### Extrait de page:

==*==

Je ne sais comment font les autres, mais j’avoue que cet appareil administratif suffit pour tuer en moi toute émotion. L’idée seule que ces nécropoles sont en régie, que tout y est classé, numéroté, que le programme de ma visite est arrêté dans le moindre détail, — une telle idée, en des lieux pareils, m’en ôte toute la poésie. Si l’on admet le système, il faut proclamer cependant qu’en Egypte on l’a poussé jusqu’à sa perfection. Dans les hypogées, comme dans les grands hôtels cosmopolites, on jouit des derniers raffinemens du confort moderne. A. l’instar des Métropolitains et des Excelsiors du Caire ou d’Alexandrie, toutes sont éclairées à la lumière électrique. A peine êtes-vous entré qu’un gardien tourne le bouton d’un commutateur : embrasement général ! Les fresques mythiques des corridors, les puits où dorment les Pharaons, les sarcophages monumentaux des Apis vous apparaissent dans une apothéose d’Eden-concert. Encore une fois, chacun son goût ! Mais je préfère de beaucoup, dans ces caveaux funèbres et qui devraient rester mystérieux, la lueur d’une chandelle !

==*==

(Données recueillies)
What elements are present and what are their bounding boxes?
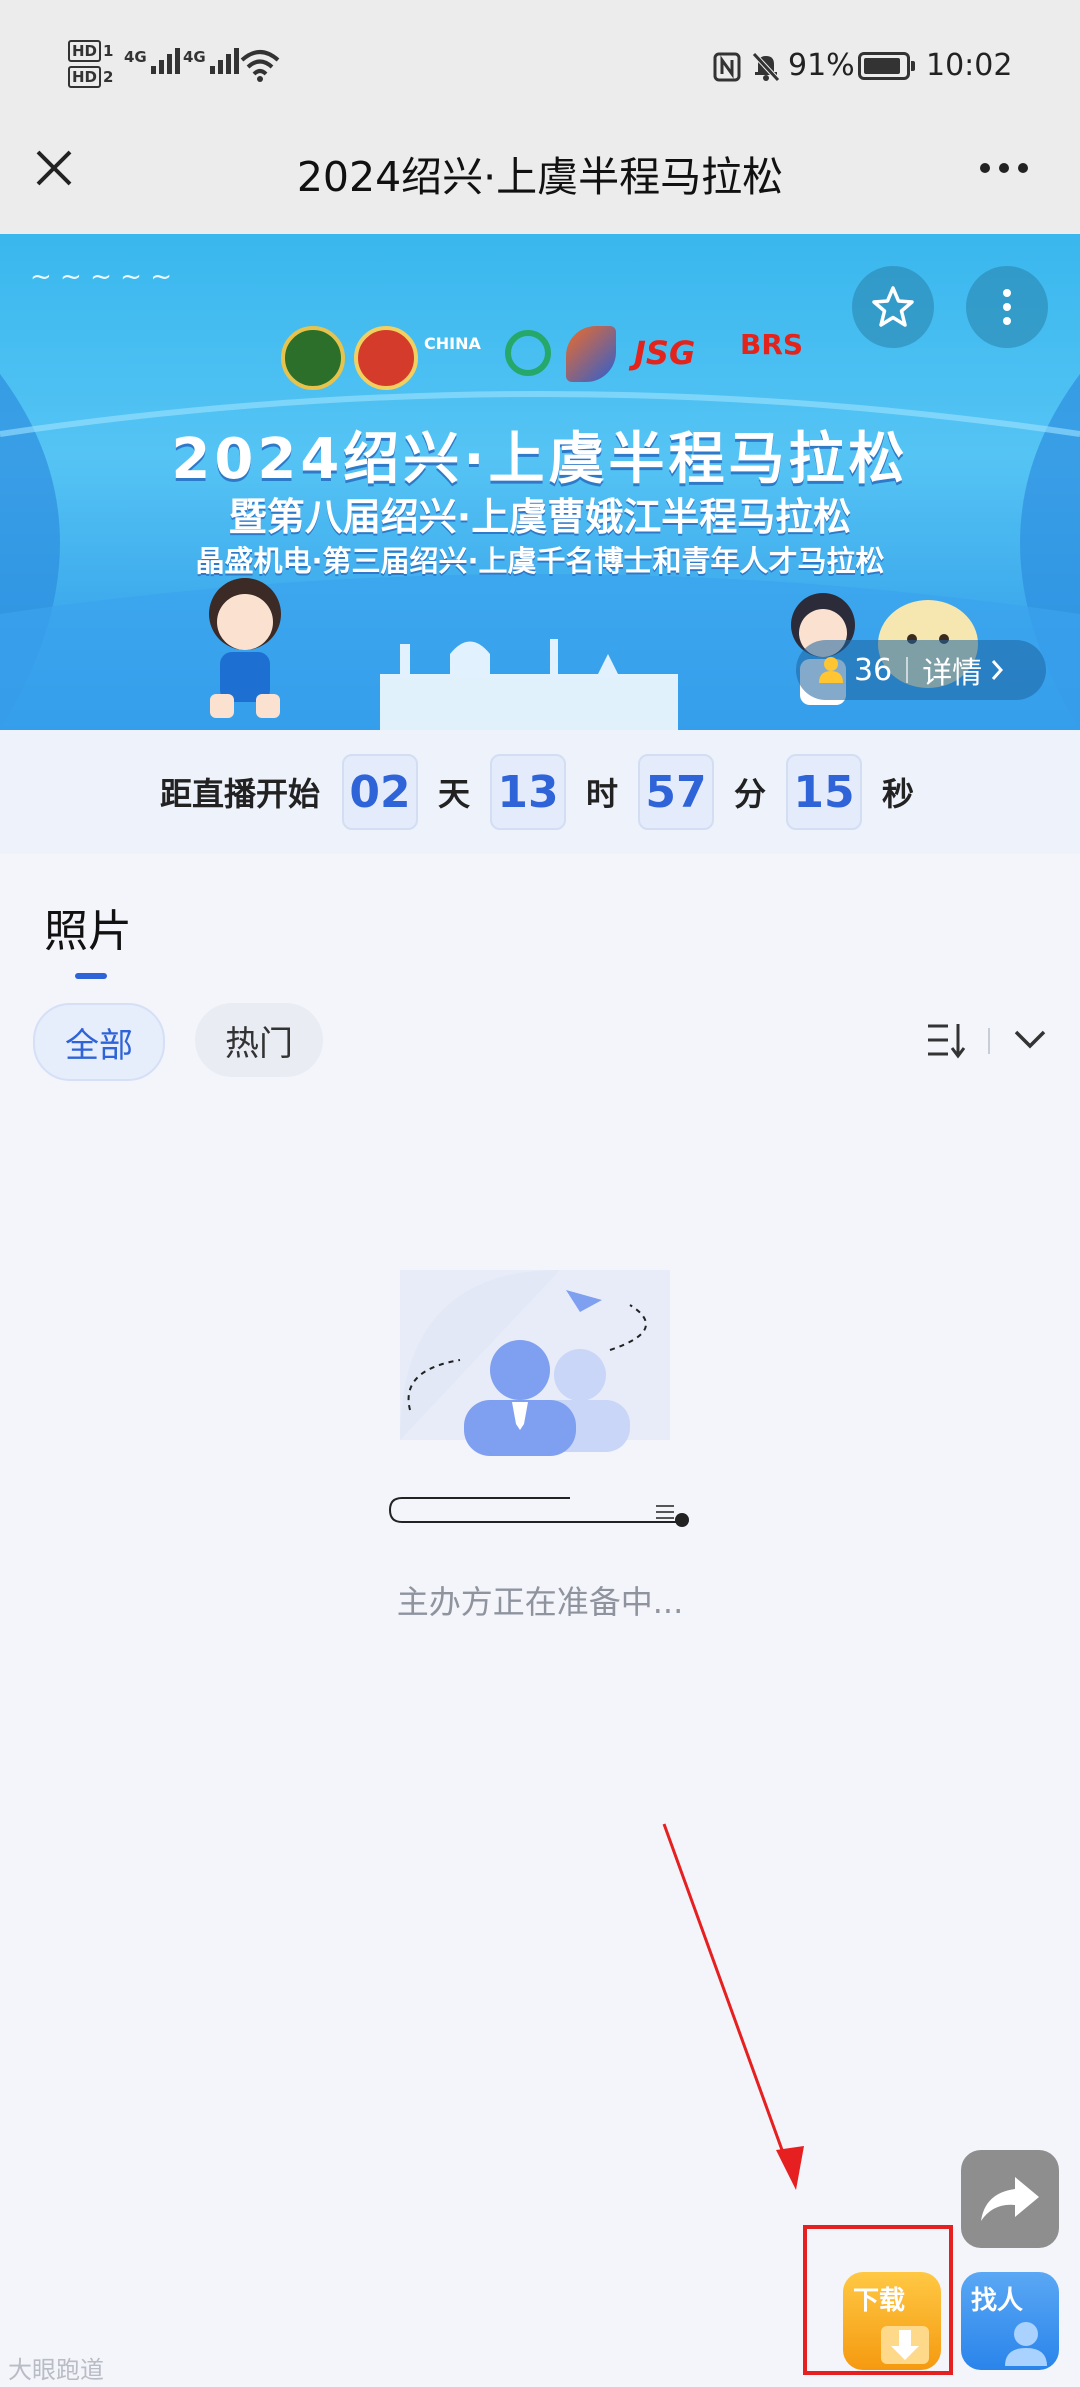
filter-chip-hot[interactable]: 热门 bbox=[195, 1003, 323, 1077]
countdown-days-unit: 天 bbox=[437, 775, 470, 813]
sort-divider bbox=[988, 1028, 990, 1054]
sort-icon[interactable] bbox=[926, 1020, 972, 1060]
details-label: 详情 bbox=[922, 656, 983, 691]
download-label: 下载 bbox=[853, 2286, 906, 2316]
favorite-button[interactable] bbox=[852, 266, 934, 348]
signal-1-icon: 4G bbox=[124, 48, 180, 74]
face-scan-icon bbox=[1005, 2322, 1047, 2366]
download-box-icon bbox=[881, 2326, 929, 2364]
chevron-down-icon[interactable] bbox=[1010, 1022, 1050, 1058]
sponsor-logo-1 bbox=[281, 326, 345, 390]
clock: 10:02 bbox=[926, 48, 1013, 83]
network-type-1: 4G bbox=[124, 48, 147, 66]
chevron-right-icon bbox=[992, 660, 1004, 680]
annotation-arrow bbox=[662, 1823, 804, 2190]
battery-icon bbox=[858, 52, 915, 80]
brs-logo: BRS bbox=[740, 328, 804, 361]
wifi-icon bbox=[240, 50, 280, 82]
countdown-hours-unit: 时 bbox=[585, 775, 618, 813]
active-tab-indicator bbox=[75, 973, 107, 979]
sim1-number: 1 bbox=[103, 42, 114, 60]
mascot-character-left bbox=[209, 578, 281, 718]
more-menu-icon[interactable] bbox=[978, 160, 1030, 176]
countdown-days: 02 bbox=[341, 754, 418, 830]
countdown-seconds-unit: 秒 bbox=[882, 775, 915, 813]
share-button[interactable] bbox=[961, 2150, 1059, 2248]
shangyu-logo bbox=[505, 330, 551, 376]
viewer-count: 36 bbox=[854, 652, 893, 688]
details-pill[interactable]: 36 详情 bbox=[796, 640, 1046, 700]
banner-subtitle-1: 暨第八届绍兴·上虞曹娥江半程马拉松 bbox=[228, 495, 852, 539]
empty-state-illustration bbox=[389, 1270, 689, 1527]
countdown-minutes: 57 bbox=[638, 754, 714, 830]
pill-divider bbox=[906, 657, 909, 683]
page-title: 2024绍兴·上虞半程马拉松 bbox=[296, 153, 784, 201]
jsg-logo: JSG bbox=[634, 334, 696, 372]
vertical-dots-icon bbox=[1003, 289, 1011, 325]
close-icon[interactable] bbox=[32, 146, 76, 190]
nfc-icon bbox=[713, 52, 741, 82]
download-button[interactable]: 下载 bbox=[843, 2272, 941, 2370]
star-icon bbox=[872, 286, 914, 327]
network-type-2: 4G bbox=[183, 48, 206, 66]
countdown-hours: 13 bbox=[489, 754, 566, 830]
live-countdown: 距直播开始 02 天 13 时 57 分 15 秒 bbox=[0, 730, 1080, 854]
filter-chip-all[interactable]: 全部 bbox=[33, 1003, 165, 1081]
sim-indicators: HD 1 HD 2 bbox=[68, 40, 114, 88]
bell-muted-icon bbox=[752, 52, 780, 82]
china-athletics-logo: CHINA bbox=[424, 334, 481, 353]
countdown-label: 距直播开始 bbox=[159, 775, 320, 813]
countdown-minutes-unit: 分 bbox=[734, 775, 767, 813]
countdown-seconds: 15 bbox=[786, 754, 863, 830]
sim1-hd-badge: HD bbox=[68, 40, 102, 62]
sim2-hd-badge: HD bbox=[68, 66, 102, 88]
find-people-label: 找人 bbox=[971, 2286, 1024, 2316]
sponsor-logo-2 bbox=[354, 326, 418, 390]
banner-more-button[interactable] bbox=[966, 266, 1048, 348]
event-banner[interactable]: ~ ~ ~ ~ ~ CHINA JSG BRS 2024绍兴·上虞半程马拉松 暨… bbox=[0, 234, 1080, 730]
watermark: 大眼跑道 bbox=[8, 2356, 104, 2384]
battery-percent: 91% bbox=[788, 48, 855, 83]
empty-state-message: 主办方正在准备中... bbox=[396, 1583, 684, 1621]
user-icon bbox=[819, 657, 843, 683]
tab-photos[interactable]: 照片 bbox=[44, 895, 132, 959]
banner-subtitle-2: 晶盛机电·第三届绍兴·上虞千名博士和青年人才马拉松 bbox=[195, 544, 885, 578]
banner-headline: 2024绍兴·上虞半程马拉松 bbox=[171, 427, 909, 492]
status-bar: HD 1 HD 2 4G 4G 91% 10:02 bbox=[0, 0, 1080, 130]
banner-calligraphy-left: ~ ~ ~ ~ ~ bbox=[30, 262, 172, 292]
share-arrow-icon bbox=[981, 2177, 1039, 2221]
signal-2-icon: 4G bbox=[183, 48, 239, 74]
find-people-button[interactable]: 找人 bbox=[961, 2272, 1059, 2370]
sim2-number: 2 bbox=[103, 68, 114, 86]
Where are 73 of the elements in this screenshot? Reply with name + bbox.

==*==

### Consignes à suivre:
1. D'après l'extrait sur les tombeaux égyptiens, pourquoi la visite de ces nécropoles perd-elle toute sa poésie ? Répondez en une à trois phrases.
2. Répondez à ces questions sur l'extrait sur les tombeaux égyptiens :
(a) À quels hôtels du Caire ou d'Alexandrie les hypogées sont-ils comparés ?
(b) Que fait le gardien dès qu'on entre ?
(c) Quel éclairage le texte préfère-t-il dans ces caveaux ?
3. Poursuivez l'extrait sur les tombeaux égyptiens après sa dernière phrase.
Ces enregistrements n'ont aucun rapport avec l'extrait sur les tombeaux égyptiens.

### Réponses données:
1. Ces nécropoles sont gérées en régie : tout y est classé et numéroté, et le programme de la visite est fixé dans le moindre détail. Cet appareil administratif suffit à tuer toute émotion et ôte au lieu toute sa poésie.

2.
(a) Aux Métropolitains et aux Excelsiors.
(b) Il tourne le bouton d'un commutateur.
(c) La lueur d'une chandelle.

3.
Pourtant, ces ennuis sont légers, en comparaison du reste. Le pire, c’est l’exploitation commerciale des ruines, c’est la horde de drogmans, de pisteurs, d’hôteliers, d’industriels de toutes sortes qui se dressent, comme un mur opaque, entre vous et ce que vous voulez voir. Les « progrès de la civilisation « en pays non civilisés les ont rendus invisitables. Je n’exagère pas. Prenons, par exemple, les pyramides de Gizeh, qui sont aux portes du Caire. Je défie bien qui que ce soit de les visiter à loisir.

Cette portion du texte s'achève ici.